## What needs to be done
Within the material below, find each line bearing the word "ооруп" and present it.

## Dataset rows
-----

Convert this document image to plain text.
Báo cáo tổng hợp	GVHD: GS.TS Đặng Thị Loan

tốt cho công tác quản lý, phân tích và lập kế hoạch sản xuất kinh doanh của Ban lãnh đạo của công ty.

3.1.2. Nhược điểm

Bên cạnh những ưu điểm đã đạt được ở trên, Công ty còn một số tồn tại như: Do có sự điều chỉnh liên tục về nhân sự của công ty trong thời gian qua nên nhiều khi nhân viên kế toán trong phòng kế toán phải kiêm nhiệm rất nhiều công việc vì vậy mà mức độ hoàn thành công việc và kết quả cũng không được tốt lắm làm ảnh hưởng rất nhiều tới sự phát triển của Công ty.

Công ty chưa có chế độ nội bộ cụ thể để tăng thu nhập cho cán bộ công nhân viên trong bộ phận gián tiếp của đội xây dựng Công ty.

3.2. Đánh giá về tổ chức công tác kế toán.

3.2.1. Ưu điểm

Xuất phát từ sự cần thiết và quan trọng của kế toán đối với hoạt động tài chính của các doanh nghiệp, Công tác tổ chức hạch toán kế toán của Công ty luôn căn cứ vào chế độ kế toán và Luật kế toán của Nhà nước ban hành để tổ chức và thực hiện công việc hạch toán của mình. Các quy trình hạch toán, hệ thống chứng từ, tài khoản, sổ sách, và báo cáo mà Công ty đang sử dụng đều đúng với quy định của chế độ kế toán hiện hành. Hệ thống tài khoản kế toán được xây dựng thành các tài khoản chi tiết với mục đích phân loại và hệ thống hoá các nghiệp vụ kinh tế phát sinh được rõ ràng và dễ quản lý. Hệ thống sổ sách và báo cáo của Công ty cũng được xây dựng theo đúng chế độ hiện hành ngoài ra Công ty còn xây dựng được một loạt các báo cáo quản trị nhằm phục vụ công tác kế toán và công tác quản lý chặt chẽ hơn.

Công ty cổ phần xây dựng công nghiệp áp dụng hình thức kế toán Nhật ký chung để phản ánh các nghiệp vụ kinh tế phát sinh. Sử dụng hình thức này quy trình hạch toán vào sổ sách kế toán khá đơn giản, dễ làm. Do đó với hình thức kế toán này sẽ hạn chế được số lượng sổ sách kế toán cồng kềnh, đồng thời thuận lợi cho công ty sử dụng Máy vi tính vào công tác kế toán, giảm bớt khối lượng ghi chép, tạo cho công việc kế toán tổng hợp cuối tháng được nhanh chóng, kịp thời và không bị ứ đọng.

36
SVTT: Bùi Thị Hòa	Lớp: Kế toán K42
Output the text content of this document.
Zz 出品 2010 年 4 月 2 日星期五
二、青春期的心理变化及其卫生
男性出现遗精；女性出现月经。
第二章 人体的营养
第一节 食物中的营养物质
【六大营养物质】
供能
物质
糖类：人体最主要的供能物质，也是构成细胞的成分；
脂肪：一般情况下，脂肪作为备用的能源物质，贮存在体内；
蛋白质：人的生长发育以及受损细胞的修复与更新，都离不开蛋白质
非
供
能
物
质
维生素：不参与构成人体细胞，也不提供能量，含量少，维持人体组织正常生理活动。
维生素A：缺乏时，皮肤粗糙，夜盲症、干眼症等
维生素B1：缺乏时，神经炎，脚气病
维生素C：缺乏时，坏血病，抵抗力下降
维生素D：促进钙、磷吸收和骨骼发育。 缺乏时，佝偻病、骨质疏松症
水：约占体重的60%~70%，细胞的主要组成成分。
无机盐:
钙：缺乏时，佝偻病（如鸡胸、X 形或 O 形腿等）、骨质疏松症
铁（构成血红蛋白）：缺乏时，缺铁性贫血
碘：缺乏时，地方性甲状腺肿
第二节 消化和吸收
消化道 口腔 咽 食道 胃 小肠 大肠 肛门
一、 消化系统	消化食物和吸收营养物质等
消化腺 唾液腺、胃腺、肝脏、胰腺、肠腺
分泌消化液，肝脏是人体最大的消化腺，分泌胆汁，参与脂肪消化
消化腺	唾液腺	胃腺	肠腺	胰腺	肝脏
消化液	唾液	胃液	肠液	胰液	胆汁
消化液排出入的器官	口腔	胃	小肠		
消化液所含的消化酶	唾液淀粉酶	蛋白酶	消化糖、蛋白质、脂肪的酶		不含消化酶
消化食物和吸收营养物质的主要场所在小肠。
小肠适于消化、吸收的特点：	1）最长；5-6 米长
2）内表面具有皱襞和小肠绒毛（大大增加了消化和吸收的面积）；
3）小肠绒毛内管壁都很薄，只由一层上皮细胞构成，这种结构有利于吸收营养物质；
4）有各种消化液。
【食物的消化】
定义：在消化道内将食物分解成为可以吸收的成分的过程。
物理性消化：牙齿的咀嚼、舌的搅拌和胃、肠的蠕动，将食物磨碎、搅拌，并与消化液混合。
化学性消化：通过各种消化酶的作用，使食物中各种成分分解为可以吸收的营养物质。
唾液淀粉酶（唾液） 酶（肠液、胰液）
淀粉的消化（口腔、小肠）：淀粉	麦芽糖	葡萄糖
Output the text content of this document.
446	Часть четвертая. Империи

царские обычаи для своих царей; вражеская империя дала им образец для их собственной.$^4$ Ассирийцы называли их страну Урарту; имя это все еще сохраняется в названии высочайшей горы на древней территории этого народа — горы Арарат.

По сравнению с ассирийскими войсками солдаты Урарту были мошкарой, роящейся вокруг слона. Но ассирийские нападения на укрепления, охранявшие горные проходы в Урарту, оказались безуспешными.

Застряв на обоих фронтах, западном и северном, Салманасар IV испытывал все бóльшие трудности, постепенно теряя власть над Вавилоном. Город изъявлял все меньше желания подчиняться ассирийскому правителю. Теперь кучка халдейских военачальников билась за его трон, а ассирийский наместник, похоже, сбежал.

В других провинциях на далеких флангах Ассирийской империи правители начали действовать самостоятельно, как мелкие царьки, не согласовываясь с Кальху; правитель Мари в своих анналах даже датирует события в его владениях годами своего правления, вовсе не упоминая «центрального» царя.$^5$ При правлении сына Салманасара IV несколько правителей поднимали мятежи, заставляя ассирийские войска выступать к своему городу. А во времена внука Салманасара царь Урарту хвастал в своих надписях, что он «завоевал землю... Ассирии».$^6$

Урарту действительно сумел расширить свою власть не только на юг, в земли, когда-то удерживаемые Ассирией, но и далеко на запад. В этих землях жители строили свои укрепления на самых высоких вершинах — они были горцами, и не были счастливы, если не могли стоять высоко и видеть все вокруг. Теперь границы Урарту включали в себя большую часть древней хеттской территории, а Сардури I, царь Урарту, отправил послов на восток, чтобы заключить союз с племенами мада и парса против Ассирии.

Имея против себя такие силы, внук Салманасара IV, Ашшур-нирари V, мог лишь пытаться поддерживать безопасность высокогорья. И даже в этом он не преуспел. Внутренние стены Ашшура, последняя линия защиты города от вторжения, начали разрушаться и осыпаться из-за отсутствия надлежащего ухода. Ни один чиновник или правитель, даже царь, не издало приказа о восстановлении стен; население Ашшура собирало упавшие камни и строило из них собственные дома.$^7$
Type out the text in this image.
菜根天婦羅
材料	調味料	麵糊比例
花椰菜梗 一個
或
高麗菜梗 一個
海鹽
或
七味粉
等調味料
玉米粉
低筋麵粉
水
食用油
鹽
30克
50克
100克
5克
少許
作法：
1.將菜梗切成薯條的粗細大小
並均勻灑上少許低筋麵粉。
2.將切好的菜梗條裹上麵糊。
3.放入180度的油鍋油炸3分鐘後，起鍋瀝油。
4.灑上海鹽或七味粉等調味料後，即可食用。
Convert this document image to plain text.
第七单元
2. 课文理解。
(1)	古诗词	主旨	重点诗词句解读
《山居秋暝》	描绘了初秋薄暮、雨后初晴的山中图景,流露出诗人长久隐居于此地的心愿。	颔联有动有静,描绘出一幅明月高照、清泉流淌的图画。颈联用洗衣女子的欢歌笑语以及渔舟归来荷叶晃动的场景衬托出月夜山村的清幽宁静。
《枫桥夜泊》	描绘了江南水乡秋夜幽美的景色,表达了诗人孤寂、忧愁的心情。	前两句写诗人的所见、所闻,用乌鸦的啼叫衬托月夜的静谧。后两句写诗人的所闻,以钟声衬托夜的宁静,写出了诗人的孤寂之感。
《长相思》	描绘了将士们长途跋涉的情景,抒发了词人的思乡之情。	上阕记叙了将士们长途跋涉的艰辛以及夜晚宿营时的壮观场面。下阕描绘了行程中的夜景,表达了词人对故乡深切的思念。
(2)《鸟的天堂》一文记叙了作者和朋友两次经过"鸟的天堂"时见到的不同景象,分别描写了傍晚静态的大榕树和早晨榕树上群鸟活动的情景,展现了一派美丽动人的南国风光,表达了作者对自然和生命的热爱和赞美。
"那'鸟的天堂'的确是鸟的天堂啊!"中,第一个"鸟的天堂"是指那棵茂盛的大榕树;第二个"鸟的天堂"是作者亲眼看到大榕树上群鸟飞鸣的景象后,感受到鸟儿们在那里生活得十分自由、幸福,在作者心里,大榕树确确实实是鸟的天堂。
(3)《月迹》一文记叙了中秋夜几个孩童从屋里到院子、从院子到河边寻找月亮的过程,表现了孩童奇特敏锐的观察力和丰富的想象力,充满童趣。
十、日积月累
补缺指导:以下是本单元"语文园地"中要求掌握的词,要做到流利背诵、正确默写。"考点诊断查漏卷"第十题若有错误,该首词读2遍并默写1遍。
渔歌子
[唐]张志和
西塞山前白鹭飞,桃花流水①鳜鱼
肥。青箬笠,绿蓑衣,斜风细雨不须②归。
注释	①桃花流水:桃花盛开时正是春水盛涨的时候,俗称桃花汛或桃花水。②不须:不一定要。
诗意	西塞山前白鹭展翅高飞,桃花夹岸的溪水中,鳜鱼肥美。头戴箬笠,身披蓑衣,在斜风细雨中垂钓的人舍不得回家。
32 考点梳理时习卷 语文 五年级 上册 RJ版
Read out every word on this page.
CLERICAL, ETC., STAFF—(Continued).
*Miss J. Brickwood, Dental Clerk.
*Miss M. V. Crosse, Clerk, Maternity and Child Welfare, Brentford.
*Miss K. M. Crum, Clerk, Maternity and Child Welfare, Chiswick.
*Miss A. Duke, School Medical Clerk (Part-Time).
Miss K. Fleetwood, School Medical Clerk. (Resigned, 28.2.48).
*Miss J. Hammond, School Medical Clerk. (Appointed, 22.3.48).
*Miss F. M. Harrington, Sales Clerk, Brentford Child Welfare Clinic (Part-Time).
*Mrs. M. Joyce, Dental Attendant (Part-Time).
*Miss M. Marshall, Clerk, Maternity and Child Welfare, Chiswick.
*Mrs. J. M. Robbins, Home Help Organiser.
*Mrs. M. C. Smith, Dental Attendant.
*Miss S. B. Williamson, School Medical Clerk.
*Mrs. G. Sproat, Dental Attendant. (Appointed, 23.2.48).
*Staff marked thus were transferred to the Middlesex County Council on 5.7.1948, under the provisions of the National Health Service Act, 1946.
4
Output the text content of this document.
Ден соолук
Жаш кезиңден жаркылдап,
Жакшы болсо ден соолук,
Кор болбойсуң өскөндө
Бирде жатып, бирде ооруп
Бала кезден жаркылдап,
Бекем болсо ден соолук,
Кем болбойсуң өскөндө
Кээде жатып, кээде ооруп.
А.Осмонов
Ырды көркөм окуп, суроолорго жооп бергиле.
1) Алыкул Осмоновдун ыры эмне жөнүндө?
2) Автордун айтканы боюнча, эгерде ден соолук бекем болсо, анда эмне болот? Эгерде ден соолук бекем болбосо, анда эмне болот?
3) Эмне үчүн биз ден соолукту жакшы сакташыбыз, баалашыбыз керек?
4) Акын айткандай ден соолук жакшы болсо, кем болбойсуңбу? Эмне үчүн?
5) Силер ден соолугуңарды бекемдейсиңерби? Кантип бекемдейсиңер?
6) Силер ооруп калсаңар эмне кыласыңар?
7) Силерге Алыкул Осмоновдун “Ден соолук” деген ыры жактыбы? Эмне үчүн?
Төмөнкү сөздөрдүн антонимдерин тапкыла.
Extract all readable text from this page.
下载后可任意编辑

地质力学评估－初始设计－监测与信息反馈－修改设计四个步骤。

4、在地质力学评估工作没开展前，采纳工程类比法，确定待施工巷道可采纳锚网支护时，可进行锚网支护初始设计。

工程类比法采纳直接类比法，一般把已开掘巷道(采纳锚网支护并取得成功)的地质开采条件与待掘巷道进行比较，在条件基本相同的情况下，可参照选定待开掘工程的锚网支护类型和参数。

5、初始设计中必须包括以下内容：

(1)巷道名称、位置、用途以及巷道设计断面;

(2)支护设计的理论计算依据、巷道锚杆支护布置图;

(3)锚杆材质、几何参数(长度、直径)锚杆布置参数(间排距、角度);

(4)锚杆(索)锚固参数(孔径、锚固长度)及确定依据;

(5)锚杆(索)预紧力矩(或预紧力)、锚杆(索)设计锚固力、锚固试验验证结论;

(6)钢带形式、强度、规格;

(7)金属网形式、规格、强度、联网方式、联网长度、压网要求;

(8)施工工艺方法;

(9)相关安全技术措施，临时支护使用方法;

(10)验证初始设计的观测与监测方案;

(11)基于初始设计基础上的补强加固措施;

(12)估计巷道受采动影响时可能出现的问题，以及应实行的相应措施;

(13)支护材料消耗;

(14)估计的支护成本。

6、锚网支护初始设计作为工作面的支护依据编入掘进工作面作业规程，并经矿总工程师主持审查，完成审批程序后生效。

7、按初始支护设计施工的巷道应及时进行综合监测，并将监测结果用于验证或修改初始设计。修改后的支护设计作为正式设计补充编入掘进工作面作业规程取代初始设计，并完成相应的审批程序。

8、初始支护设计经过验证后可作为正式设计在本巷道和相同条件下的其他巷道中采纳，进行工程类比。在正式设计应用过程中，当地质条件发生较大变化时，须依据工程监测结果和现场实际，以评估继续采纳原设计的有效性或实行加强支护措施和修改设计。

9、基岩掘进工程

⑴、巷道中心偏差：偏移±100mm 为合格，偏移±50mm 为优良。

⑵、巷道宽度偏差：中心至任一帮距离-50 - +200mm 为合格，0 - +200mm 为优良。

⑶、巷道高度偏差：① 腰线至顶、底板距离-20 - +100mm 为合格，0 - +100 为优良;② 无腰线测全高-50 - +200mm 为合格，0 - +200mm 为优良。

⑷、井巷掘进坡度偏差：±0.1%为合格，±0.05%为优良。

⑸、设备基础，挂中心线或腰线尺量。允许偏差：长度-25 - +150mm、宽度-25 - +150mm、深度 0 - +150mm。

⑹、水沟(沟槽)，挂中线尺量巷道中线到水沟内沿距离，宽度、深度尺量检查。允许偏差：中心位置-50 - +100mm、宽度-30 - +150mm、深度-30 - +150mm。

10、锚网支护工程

-----

## Task output
Бирде жатып, бирде ооруп
Кээде жатып, кээде ооруп.
6) Силер ооруп калсаңар эмне кыласыңар?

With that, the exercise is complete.